* _Exercise task_
Please repeat all of the lines that follow, exactly as written.

* _Data extract_
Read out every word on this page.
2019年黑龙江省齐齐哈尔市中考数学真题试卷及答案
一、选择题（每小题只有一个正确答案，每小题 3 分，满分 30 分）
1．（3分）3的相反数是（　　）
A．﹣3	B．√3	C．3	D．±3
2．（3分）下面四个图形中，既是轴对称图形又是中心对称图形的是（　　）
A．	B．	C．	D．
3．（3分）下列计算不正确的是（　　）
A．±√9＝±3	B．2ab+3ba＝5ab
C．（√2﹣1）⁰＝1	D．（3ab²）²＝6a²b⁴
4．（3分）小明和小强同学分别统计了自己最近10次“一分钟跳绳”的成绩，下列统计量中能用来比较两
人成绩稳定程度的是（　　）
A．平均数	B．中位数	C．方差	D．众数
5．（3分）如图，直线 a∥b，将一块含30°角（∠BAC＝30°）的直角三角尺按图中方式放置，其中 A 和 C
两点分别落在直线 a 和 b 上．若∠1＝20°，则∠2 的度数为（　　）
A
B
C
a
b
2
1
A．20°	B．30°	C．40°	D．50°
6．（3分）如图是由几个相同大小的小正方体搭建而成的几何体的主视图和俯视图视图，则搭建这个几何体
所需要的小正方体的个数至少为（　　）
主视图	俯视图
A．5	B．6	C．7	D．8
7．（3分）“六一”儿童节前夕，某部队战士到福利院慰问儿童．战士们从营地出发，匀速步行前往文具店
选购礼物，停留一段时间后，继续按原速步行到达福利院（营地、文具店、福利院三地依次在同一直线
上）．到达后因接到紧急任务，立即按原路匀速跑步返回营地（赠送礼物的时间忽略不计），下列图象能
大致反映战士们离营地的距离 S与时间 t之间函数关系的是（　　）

* _Answer to the problem_
Read out every word on this page.
2019年黑龙江省齐齐哈尔市中考数学真题试卷及答案
一、选择题（每小题只有一个正确答案，每小题 3 分，满分 30 分）
1．（3分）3的相反数是（　　）
A．﹣3	B．√3	C．3	D．±3
2．（3分）下面四个图形中，既是轴对称图形又是中心对称图形的是（　　）
A．	B．	C．	D．
3．（3分）下列计算不正确的是（　　）
A．±√9＝±3	B．2ab+3ba＝5ab
C．（√2﹣1）⁰＝1	D．（3ab²）²＝6a²b⁴
4．（3分）小明和小强同学分别统计了自己最近10次“一分钟跳绳”的成绩，下列统计量中能用来比较两
人成绩稳定程度的是（　　）
A．平均数	B．中位数	C．方差	D．众数
5．（3分）如图，直线 a∥b，将一块含30°角（∠BAC＝30°）的直角三角尺按图中方式放置，其中 A 和 C
两点分别落在直线 a 和 b 上．若∠1＝20°，则∠2 的度数为（　　）
A
B
C
a
b
2
1
A．20°	B．30°	C．40°	D．50°
6．（3分）如图是由几个相同大小的小正方体搭建而成的几何体的主视图和俯视图视图，则搭建这个几何体
所需要的小正方体的个数至少为（　　）
主视图	俯视图
A．5	B．6	C．7	D．8
7．（3分）“六一”儿童节前夕，某部队战士到福利院慰问儿童．战士们从营地出发，匀速步行前往文具店
选购礼物，停留一段时间后，继续按原速步行到达福利院（营地、文具店、福利院三地依次在同一直线
上）．到达后因接到紧急任务，立即按原路匀速跑步返回营地（赠送礼物的时间忽略不计），下列图象能
大致反映战士们离营地的距离 S与时间 t之间函数关系的是（　　）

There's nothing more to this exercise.